● WRITTEN INSTRUCTION
Every line of the material below should be repeated exactly.

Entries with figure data

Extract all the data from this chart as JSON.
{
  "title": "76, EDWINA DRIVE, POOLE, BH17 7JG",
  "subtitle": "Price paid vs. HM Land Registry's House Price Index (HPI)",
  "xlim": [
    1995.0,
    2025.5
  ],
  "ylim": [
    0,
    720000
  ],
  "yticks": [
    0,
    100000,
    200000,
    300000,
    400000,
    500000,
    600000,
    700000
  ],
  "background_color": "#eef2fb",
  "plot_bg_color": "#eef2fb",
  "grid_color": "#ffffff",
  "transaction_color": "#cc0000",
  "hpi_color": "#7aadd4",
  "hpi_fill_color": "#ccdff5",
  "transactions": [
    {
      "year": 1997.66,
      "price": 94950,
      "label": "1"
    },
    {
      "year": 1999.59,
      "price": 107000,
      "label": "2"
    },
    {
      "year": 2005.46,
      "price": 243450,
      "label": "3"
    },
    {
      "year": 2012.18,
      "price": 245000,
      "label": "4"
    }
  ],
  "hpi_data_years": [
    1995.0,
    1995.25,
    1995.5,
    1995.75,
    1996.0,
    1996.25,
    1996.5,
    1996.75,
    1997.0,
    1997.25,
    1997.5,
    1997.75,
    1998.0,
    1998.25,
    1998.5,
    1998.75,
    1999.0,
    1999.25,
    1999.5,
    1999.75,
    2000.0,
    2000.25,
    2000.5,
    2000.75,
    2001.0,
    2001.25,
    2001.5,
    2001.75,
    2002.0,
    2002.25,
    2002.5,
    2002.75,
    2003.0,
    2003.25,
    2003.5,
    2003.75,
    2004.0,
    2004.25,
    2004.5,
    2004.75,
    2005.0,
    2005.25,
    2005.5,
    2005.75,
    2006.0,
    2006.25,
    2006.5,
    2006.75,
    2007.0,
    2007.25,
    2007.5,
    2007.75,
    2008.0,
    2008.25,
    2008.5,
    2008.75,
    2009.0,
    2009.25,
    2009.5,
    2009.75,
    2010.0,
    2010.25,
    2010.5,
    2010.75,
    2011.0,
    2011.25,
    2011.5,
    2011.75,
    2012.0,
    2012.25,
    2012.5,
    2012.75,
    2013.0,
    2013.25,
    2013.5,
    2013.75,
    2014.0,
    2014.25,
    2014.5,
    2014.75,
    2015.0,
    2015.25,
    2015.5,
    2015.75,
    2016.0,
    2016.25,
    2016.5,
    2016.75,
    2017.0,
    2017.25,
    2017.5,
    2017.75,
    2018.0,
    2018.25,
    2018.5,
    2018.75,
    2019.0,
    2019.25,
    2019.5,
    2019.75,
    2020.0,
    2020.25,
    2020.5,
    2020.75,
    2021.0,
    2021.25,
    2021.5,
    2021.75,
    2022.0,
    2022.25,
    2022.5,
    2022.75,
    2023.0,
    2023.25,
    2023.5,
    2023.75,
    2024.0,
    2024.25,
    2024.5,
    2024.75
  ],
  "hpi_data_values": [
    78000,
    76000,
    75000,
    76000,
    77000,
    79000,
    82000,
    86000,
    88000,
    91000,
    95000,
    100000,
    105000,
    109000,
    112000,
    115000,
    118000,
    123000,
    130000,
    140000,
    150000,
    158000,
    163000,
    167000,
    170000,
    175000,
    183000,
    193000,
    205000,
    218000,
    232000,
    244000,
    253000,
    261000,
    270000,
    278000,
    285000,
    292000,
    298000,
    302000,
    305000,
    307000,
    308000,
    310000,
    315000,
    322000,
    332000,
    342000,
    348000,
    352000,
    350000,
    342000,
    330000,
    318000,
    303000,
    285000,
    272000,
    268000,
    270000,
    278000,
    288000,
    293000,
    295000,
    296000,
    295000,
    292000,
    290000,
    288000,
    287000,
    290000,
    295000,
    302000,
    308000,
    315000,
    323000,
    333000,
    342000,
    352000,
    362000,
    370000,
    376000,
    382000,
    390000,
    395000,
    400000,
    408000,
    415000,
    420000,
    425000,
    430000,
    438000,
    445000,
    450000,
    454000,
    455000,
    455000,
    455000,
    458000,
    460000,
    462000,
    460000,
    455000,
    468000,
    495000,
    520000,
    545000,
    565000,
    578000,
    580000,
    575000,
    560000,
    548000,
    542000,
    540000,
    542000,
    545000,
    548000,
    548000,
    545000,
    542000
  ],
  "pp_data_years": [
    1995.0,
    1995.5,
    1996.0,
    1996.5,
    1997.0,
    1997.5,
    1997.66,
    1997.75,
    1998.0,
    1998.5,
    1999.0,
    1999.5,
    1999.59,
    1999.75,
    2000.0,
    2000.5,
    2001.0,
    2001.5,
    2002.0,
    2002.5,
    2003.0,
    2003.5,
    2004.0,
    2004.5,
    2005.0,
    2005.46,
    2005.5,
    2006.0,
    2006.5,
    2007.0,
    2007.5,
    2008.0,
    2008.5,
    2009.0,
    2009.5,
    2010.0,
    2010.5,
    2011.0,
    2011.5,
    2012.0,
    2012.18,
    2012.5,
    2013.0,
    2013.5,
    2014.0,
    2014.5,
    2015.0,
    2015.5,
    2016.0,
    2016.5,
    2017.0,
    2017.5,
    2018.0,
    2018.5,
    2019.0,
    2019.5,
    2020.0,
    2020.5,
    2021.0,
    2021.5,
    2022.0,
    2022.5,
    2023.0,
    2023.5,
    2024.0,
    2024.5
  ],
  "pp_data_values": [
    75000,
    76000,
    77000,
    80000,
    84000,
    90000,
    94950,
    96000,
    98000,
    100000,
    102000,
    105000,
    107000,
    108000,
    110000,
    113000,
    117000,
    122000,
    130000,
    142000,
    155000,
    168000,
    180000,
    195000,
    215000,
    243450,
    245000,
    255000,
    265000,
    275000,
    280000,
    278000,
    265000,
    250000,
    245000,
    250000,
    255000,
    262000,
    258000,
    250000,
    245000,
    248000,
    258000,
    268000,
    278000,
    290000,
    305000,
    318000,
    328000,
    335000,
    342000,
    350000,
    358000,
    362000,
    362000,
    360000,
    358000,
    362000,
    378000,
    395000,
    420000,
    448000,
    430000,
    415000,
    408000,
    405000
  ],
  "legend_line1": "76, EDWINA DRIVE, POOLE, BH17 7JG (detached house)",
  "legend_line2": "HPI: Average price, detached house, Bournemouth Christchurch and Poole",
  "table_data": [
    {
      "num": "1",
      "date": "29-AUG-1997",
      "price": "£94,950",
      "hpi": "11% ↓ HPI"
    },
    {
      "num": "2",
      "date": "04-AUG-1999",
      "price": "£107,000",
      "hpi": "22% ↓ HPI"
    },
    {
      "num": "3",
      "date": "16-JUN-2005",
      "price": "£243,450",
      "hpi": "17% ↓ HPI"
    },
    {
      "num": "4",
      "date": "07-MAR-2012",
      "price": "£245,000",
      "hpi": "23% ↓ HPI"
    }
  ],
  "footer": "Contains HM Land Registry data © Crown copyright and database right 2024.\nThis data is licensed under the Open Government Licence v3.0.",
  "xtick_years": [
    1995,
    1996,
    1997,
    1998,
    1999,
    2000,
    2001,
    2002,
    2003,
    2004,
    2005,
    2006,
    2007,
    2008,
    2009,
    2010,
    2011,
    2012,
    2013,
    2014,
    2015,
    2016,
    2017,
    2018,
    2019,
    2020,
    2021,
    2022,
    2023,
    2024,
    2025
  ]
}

● SOLVED PROBLEM
Extract all the data from this chart as JSON.
{
  "title": "76, EDWINA DRIVE, POOLE, BH17 7JG",
  "subtitle": "Price paid vs. HM Land Registry's House Price Index (HPI)",
  "xlim": [
    1995.0,
    2025.5
  ],
  "ylim": [
    0,
    720000
  ],
  "yticks": [
    0,
    100000,
    200000,
    300000,
    400000,
    500000,
    600000,
    700000
  ],
  "background_color": "#eef2fb",
  "plot_bg_color": "#eef2fb",
  "grid_color": "#ffffff",
  "transaction_color": "#cc0000",
  "hpi_color": "#7aadd4",
  "hpi_fill_color": "#ccdff5",
  "transactions": [
    {
      "year": 1997.66,
      "price": 94950,
      "label": "1"
    },
    {
      "year": 1999.59,
      "price": 107000,
      "label": "2"
    },
    {
      "year": 2005.46,
      "price": 243450,
      "label": "3"
    },
    {
      "year": 2012.18,
      "price": 245000,
      "label": "4"
    }
  ],
  "hpi_data_years": [
    1995.0,
    1995.25,
    1995.5,
    1995.75,
    1996.0,
    1996.25,
    1996.5,
    1996.75,
    1997.0,
    1997.25,
    1997.5,
    1997.75,
    1998.0,
    1998.25,
    1998.5,
    1998.75,
    1999.0,
    1999.25,
    1999.5,
    1999.75,
    2000.0,
    2000.25,
    2000.5,
    2000.75,
    2001.0,
    2001.25,
    2001.5,
    2001.75,
    2002.0,
    2002.25,
    2002.5,
    2002.75,
    2003.0,
    2003.25,
    2003.5,
    2003.75,
    2004.0,
    2004.25,
    2004.5,
    2004.75,
    2005.0,
    2005.25,
    2005.5,
    2005.75,
    2006.0,
    2006.25,
    2006.5,
    2006.75,
    2007.0,
    2007.25,
    2007.5,
    2007.75,
    2008.0,
    2008.25,
    2008.5,
    2008.75,
    2009.0,
    2009.25,
    2009.5,
    2009.75,
    2010.0,
    2010.25,
    2010.5,
    2010.75,
    2011.0,
    2011.25,
    2011.5,
    2011.75,
    2012.0,
    2012.25,
    2012.5,
    2012.75,
    2013.0,
    2013.25,
    2013.5,
    2013.75,
    2014.0,
    2014.25,
    2014.5,
    2014.75,
    2015.0,
    2015.25,
    2015.5,
    2015.75,
    2016.0,
    2016.25,
    2016.5,
    2016.75,
    2017.0,
    2017.25,
    2017.5,
    2017.75,
    2018.0,
    2018.25,
    2018.5,
    2018.75,
    2019.0,
    2019.25,
    2019.5,
    2019.75,
    2020.0,
    2020.25,
    2020.5,
    2020.75,
    2021.0,
    2021.25,
    2021.5,
    2021.75,
    2022.0,
    2022.25,
    2022.5,
    2022.75,
    2023.0,
    2023.25,
    2023.5,
    2023.75,
    2024.0,
    2024.25,
    2024.5,
    2024.75
  ],
  "hpi_data_values": [
    78000,
    76000,
    75000,
    76000,
    77000,
    79000,
    82000,
    86000,
    88000,
    91000,
    95000,
    100000,
    105000,
    109000,
    112000,
    115000,
    118000,
    123000,
    130000,
    140000,
    150000,
    158000,
    163000,
    167000,
    170000,
    175000,
    183000,
    193000,
    205000,
    218000,
    232000,
    244000,
    253000,
    261000,
    270000,
    278000,
    285000,
    292000,
    298000,
    302000,
    305000,
    307000,
    308000,
    310000,
    315000,
    322000,
    332000,
    342000,
    348000,
    352000,
    350000,
    342000,
    330000,
    318000,
    303000,
    285000,
    272000,
    268000,
    270000,
    278000,
    288000,
    293000,
    295000,
    296000,
    295000,
    292000,
    290000,
    288000,
    287000,
    290000,
    295000,
    302000,
    308000,
    315000,
    323000,
    333000,
    342000,
    352000,
    362000,
    370000,
    376000,
    382000,
    390000,
    395000,
    400000,
    408000,
    415000,
    420000,
    425000,
    430000,
    438000,
    445000,
    450000,
    454000,
    455000,
    455000,
    455000,
    458000,
    460000,
    462000,
    460000,
    455000,
    468000,
    495000,
    520000,
    545000,
    565000,
    578000,
    580000,
    575000,
    560000,
    548000,
    542000,
    540000,
    542000,
    545000,
    548000,
    548000,
    545000,
    542000
  ],
  "pp_data_years": [
    1995.0,
    1995.5,
    1996.0,
    1996.5,
    1997.0,
    1997.5,
    1997.66,
    1997.75,
    1998.0,
    1998.5,
    1999.0,
    1999.5,
    1999.59,
    1999.75,
    2000.0,
    2000.5,
    2001.0,
    2001.5,
    2002.0,
    2002.5,
    2003.0,
    2003.5,
    2004.0,
    2004.5,
    2005.0,
    2005.46,
    2005.5,
    2006.0,
    2006.5,
    2007.0,
    2007.5,
    2008.0,
    2008.5,
    2009.0,
    2009.5,
    2010.0,
    2010.5,
    2011.0,
    2011.5,
    2012.0,
    2012.18,
    2012.5,
    2013.0,
    2013.5,
    2014.0,
    2014.5,
    2015.0,
    2015.5,
    2016.0,
    2016.5,
    2017.0,
    2017.5,
    2018.0,
    2018.5,
    2019.0,
    2019.5,
    2020.0,
    2020.5,
    2021.0,
    2021.5,
    2022.0,
    2022.5,
    2023.0,
    2023.5,
    2024.0,
    2024.5
  ],
  "pp_data_values": [
    75000,
    76000,
    77000,
    80000,
    84000,
    90000,
    94950,
    96000,
    98000,
    100000,
    102000,
    105000,
    107000,
    108000,
    110000,
    113000,
    117000,
    122000,
    130000,
    142000,
    155000,
    168000,
    180000,
    195000,
    215000,
    243450,
    245000,
    255000,
    265000,
    275000,
    280000,
    278000,
    265000,
    250000,
    245000,
    250000,
    255000,
    262000,
    258000,
    250000,
    245000,
    248000,
    258000,
    268000,
    278000,
    290000,
    305000,
    318000,
    328000,
    335000,
    342000,
    350000,
    358000,
    362000,
    362000,
    360000,
    358000,
    362000,
    378000,
    395000,
    420000,
    448000,
    430000,
    415000,
    408000,
    405000
  ],
  "legend_line1": "76, EDWINA DRIVE, POOLE, BH17 7JG (detached house)",
  "legend_line2": "HPI: Average price, detached house, Bournemouth Christchurch and Poole",
  "table_data": [
    {
      "num": "1",
      "date": "29-AUG-1997",
      "price": "£94,950",
      "hpi": "11% ↓ HPI"
    },
    {
      "num": "2",
      "date": "04-AUG-1999",
      "price": "£107,000",
      "hpi": "22% ↓ HPI"
    },
    {
      "num": "3",
      "date": "16-JUN-2005",
      "price": "£243,450",
      "hpi": "17% ↓ HPI"
    },
    {
      "num": "4",
      "date": "07-MAR-2012",
      "price": "£245,000",
      "hpi": "23% ↓ HPI"
    }
  ],
  "footer": "Contains HM Land Registry data © Crown copyright and database right 2024.\nThis data is licensed under the Open Government Licence v3.0.",
  "xtick_years": [
    1995,
    1996,
    1997,
    1998,
    1999,
    2000,
    2001,
    2002,
    2003,
    2004,
    2005,
    2006,
    2007,
    2008,
    2009,
    2010,
    2011,
    2012,
    2013,
    2014,
    2015,
    2016,
    2017,
    2018,
    2019,
    2020,
    2021,
    2022,
    2023,
    2024,
    2025
  ]
}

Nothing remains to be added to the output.